» **WHAT NEEDS TO BE DONE**: Count lines, not occurrences: give the number of lines holding the word "Stromspeicher", and nothing besides.

[Entries with figure data]
▽

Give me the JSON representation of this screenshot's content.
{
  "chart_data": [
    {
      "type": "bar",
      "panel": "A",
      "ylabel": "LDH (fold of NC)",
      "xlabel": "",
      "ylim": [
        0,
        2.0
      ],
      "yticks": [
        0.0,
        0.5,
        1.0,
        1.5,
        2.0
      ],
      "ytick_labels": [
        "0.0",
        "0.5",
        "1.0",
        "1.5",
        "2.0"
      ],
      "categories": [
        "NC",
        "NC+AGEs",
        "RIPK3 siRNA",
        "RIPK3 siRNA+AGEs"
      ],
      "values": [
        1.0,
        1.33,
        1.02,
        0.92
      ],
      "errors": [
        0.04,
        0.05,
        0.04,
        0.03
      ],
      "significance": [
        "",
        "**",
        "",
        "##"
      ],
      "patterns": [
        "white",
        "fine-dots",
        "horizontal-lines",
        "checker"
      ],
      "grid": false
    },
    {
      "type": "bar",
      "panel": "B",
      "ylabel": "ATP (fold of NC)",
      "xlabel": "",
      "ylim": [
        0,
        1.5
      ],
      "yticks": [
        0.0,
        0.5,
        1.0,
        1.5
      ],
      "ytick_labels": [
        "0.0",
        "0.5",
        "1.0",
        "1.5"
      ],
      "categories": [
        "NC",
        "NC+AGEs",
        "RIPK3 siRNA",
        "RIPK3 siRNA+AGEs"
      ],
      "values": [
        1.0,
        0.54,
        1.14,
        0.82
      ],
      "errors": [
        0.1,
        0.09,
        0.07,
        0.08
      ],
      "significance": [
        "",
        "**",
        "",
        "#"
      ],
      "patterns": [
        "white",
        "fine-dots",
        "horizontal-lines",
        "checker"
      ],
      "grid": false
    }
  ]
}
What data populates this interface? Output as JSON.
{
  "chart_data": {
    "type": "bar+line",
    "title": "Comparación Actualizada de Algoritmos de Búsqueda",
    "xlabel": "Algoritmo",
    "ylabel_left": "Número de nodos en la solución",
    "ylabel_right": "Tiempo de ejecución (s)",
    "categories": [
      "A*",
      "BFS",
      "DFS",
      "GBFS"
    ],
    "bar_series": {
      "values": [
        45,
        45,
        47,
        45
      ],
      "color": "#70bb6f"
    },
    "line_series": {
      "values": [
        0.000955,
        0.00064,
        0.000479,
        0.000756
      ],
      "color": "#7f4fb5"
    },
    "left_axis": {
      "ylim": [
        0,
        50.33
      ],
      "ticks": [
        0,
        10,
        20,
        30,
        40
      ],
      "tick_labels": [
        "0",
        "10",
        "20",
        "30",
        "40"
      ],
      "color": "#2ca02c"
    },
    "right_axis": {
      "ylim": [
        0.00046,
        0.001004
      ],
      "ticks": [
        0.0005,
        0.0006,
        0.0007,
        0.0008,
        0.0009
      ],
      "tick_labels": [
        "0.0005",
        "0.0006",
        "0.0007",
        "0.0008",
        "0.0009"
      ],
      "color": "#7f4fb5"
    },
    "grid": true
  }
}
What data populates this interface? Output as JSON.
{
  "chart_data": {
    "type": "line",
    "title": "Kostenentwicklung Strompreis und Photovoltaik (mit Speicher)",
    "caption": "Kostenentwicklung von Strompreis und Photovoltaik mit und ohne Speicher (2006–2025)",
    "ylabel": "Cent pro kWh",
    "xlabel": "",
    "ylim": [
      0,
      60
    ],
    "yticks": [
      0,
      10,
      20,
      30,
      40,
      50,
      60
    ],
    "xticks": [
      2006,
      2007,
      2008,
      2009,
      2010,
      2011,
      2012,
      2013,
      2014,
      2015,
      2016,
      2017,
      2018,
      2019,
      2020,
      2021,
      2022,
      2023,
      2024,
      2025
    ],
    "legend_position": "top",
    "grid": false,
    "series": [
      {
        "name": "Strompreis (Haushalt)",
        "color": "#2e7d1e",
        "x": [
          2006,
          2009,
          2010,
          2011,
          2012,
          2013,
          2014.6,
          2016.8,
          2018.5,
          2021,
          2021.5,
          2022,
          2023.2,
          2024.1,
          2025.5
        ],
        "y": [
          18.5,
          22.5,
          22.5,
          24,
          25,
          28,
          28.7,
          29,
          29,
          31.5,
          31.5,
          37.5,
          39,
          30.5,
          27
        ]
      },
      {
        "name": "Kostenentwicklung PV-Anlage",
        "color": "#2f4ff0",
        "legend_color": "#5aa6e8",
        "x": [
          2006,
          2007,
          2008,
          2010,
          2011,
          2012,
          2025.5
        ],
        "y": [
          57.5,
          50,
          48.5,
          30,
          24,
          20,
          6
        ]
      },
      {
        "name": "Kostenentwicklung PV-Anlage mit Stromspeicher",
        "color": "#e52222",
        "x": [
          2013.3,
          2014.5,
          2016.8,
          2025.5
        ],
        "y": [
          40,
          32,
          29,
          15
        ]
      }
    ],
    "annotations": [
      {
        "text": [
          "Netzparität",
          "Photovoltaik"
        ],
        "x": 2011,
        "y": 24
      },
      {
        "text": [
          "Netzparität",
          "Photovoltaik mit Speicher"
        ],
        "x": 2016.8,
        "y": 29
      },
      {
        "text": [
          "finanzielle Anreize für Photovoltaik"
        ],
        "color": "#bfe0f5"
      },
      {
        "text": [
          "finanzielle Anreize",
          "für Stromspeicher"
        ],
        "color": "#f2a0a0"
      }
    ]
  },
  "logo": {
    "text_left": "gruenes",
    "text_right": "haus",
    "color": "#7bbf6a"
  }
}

△

» **ANSWER BELOW**: 2